» WRITTEN INSTRUCTION:
Nothing in the records may be left out or altered; reproduce them all exactly.

» DATA SUPPLIED:
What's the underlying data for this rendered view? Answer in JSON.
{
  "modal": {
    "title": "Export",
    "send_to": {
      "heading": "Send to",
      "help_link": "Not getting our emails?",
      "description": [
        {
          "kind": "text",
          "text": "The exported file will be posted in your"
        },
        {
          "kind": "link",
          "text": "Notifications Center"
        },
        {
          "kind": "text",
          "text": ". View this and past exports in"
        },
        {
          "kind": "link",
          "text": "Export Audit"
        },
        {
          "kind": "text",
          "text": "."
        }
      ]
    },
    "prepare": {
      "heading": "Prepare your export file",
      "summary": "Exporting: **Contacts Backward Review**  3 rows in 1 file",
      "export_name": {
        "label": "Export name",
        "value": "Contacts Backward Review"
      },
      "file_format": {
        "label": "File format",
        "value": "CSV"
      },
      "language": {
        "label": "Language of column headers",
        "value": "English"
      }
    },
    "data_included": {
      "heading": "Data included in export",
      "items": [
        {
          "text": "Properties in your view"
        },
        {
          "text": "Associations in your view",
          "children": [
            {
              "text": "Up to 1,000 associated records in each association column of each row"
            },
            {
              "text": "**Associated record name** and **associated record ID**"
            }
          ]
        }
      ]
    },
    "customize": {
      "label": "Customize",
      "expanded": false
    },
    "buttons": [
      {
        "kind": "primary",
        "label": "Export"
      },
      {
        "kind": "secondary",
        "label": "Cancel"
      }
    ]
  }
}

» SOLUTION TO THIS EXERCISE:
What's the underlying data for this rendered view? Answer in JSON.
{
  "modal": {
    "title": "Export",
    "send_to": {
      "heading": "Send to",
      "help_link": "Not getting our emails?",
      "description": [
        {
          "kind": "text",
          "text": "The exported file will be posted in your"
        },
        {
          "kind": "link",
          "text": "Notifications Center"
        },
        {
          "kind": "text",
          "text": ". View this and past exports in"
        },
        {
          "kind": "link",
          "text": "Export Audit"
        },
        {
          "kind": "text",
          "text": "."
        }
      ]
    },
    "prepare": {
      "heading": "Prepare your export file",
      "summary": "Exporting: **Contacts Backward Review**  3 rows in 1 file",
      "export_name": {
        "label": "Export name",
        "value": "Contacts Backward Review"
      },
      "file_format": {
        "label": "File format",
        "value": "CSV"
      },
      "language": {
        "label": "Language of column headers",
        "value": "English"
      }
    },
    "data_included": {
      "heading": "Data included in export",
      "items": [
        {
          "text": "Properties in your view"
        },
        {
          "text": "Associations in your view",
          "children": [
            {
              "text": "Up to 1,000 associated records in each association column of each row"
            },
            {
              "text": "**Associated record name** and **associated record ID**"
            }
          ]
        }
      ]
    },
    "customize": {
      "label": "Customize",
      "expanded": false
    },
    "buttons": [
      {
        "kind": "primary",
        "label": "Export"
      },
      {
        "kind": "secondary",
        "label": "Cancel"
      }
    ]
  }
}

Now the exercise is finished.